> [Problem]:
Every entry needs to be reproduced exactly.

> [Extracted records]:
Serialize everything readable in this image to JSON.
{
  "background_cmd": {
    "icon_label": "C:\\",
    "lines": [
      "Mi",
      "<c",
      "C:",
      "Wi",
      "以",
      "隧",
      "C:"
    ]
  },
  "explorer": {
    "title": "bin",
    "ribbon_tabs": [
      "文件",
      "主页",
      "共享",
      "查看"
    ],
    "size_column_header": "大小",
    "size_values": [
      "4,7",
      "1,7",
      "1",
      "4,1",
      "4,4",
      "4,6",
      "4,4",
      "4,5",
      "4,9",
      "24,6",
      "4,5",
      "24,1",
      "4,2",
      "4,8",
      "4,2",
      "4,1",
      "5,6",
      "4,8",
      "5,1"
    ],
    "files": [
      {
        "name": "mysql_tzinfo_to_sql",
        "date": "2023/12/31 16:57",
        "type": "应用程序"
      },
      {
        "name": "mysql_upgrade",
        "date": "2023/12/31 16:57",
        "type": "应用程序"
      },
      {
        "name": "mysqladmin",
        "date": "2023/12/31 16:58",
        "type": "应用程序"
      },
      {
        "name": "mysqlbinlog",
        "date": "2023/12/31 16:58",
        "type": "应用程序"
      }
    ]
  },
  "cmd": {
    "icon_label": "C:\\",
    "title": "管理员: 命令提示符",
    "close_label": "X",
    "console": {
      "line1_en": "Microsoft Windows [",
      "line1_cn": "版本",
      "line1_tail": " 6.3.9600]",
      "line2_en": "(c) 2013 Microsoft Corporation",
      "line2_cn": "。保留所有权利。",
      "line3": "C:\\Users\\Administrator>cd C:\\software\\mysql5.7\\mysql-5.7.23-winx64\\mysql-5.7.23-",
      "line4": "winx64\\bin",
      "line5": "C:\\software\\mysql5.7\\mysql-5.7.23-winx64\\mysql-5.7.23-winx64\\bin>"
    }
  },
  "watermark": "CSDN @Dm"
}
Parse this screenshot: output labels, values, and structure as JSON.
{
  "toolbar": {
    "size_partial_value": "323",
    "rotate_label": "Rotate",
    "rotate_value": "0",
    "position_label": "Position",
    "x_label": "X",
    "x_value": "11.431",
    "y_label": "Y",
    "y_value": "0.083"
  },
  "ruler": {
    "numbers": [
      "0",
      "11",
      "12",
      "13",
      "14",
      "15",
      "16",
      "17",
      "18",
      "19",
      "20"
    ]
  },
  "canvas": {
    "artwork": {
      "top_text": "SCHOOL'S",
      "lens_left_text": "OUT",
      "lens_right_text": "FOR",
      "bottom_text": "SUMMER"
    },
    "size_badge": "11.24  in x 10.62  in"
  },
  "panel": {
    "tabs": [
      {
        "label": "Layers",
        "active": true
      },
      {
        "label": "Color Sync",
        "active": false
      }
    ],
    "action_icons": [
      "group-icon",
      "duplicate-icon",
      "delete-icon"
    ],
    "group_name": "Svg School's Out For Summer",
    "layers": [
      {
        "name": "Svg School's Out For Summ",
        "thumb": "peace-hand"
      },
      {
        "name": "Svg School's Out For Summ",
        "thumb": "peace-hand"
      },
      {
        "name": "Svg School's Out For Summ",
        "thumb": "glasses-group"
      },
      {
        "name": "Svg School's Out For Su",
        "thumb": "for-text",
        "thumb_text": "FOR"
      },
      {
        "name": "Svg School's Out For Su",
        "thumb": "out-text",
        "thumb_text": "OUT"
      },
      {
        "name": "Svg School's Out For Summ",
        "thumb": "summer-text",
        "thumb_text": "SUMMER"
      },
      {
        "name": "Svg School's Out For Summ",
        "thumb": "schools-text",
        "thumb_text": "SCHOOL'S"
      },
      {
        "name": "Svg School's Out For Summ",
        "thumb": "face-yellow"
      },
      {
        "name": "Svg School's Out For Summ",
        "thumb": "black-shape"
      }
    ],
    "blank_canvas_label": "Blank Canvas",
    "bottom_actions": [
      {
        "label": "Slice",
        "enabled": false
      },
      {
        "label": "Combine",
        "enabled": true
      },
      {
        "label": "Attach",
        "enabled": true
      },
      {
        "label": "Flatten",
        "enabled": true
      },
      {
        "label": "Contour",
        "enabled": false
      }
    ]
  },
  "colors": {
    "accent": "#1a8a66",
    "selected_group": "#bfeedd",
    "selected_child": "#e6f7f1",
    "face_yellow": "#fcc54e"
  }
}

> [Answer to this task]:
Serialize everything readable in this image to JSON.
{
  "background_cmd": {
    "icon_label": "C:\\",
    "lines": [
      "Mi",
      "<c",
      "C:",
      "Wi",
      "以",
      "隧",
      "C:"
    ]
  },
  "explorer": {
    "title": "bin",
    "ribbon_tabs": [
      "文件",
      "主页",
      "共享",
      "查看"
    ],
    "size_column_header": "大小",
    "size_values": [
      "4,7",
      "1,7",
      "1",
      "4,1",
      "4,4",
      "4,6",
      "4,4",
      "4,5",
      "4,9",
      "24,6",
      "4,5",
      "24,1",
      "4,2",
      "4,8",
      "4,2",
      "4,1",
      "5,6",
      "4,8",
      "5,1"
    ],
    "files": [
      {
        "name": "mysql_tzinfo_to_sql",
        "date": "2023/12/31 16:57",
        "type": "应用程序"
      },
      {
        "name": "mysql_upgrade",
        "date": "2023/12/31 16:57",
        "type": "应用程序"
      },
      {
        "name": "mysqladmin",
        "date": "2023/12/31 16:58",
        "type": "应用程序"
      },
      {
        "name": "mysqlbinlog",
        "date": "2023/12/31 16:58",
        "type": "应用程序"
      }
    ]
  },
  "cmd": {
    "icon_label": "C:\\",
    "title": "管理员: 命令提示符",
    "close_label": "X",
    "console": {
      "line1_en": "Microsoft Windows [",
      "line1_cn": "版本",
      "line1_tail": " 6.3.9600]",
      "line2_en": "(c) 2013 Microsoft Corporation",
      "line2_cn": "。保留所有权利。",
      "line3": "C:\\Users\\Administrator>cd C:\\software\\mysql5.7\\mysql-5.7.23-winx64\\mysql-5.7.23-",
      "line4": "winx64\\bin",
      "line5": "C:\\software\\mysql5.7\\mysql-5.7.23-winx64\\mysql-5.7.23-winx64\\bin>"
    }
  },
  "watermark": "CSDN @Dm"
}
Parse this screenshot: output labels, values, and structure as JSON.
{
  "toolbar": {
    "size_partial_value": "323",
    "rotate_label": "Rotate",
    "rotate_value": "0",
    "position_label": "Position",
    "x_label": "X",
    "x_value": "11.431",
    "y_label": "Y",
    "y_value": "0.083"
  },
  "ruler": {
    "numbers": [
      "0",
      "11",
      "12",
      "13",
      "14",
      "15",
      "16",
      "17",
      "18",
      "19",
      "20"
    ]
  },
  "canvas": {
    "artwork": {
      "top_text": "SCHOOL'S",
      "lens_left_text": "OUT",
      "lens_right_text": "FOR",
      "bottom_text": "SUMMER"
    },
    "size_badge": "11.24  in x 10.62  in"
  },
  "panel": {
    "tabs": [
      {
        "label": "Layers",
        "active": true
      },
      {
        "label": "Color Sync",
        "active": false
      }
    ],
    "action_icons": [
      "group-icon",
      "duplicate-icon",
      "delete-icon"
    ],
    "group_name": "Svg School's Out For Summer",
    "layers": [
      {
        "name": "Svg School's Out For Summ",
        "thumb": "peace-hand"
      },
      {
        "name": "Svg School's Out For Summ",
        "thumb": "peace-hand"
      },
      {
        "name": "Svg School's Out For Summ",
        "thumb": "glasses-group"
      },
      {
        "name": "Svg School's Out For Su",
        "thumb": "for-text",
        "thumb_text": "FOR"
      },
      {
        "name": "Svg School's Out For Su",
        "thumb": "out-text",
        "thumb_text": "OUT"
      },
      {
        "name": "Svg School's Out For Summ",
        "thumb": "summer-text",
        "thumb_text": "SUMMER"
      },
      {
        "name": "Svg School's Out For Summ",
        "thumb": "schools-text",
        "thumb_text": "SCHOOL'S"
      },
      {
        "name": "Svg School's Out For Summ",
        "thumb": "face-yellow"
      },
      {
        "name": "Svg School's Out For Summ",
        "thumb": "black-shape"
      }
    ],
    "blank_canvas_label": "Blank Canvas",
    "bottom_actions": [
      {
        "label": "Slice",
        "enabled": false
      },
      {
        "label": "Combine",
        "enabled": true
      },
      {
        "label": "Attach",
        "enabled": true
      },
      {
        "label": "Flatten",
        "enabled": true
      },
      {
        "label": "Contour",
        "enabled": false
      }
    ]
  },
  "colors": {
    "accent": "#1a8a66",
    "selected_group": "#bfeedd",
    "selected_child": "#e6f7f1",
    "face_yellow": "#fcc54e"
  }
}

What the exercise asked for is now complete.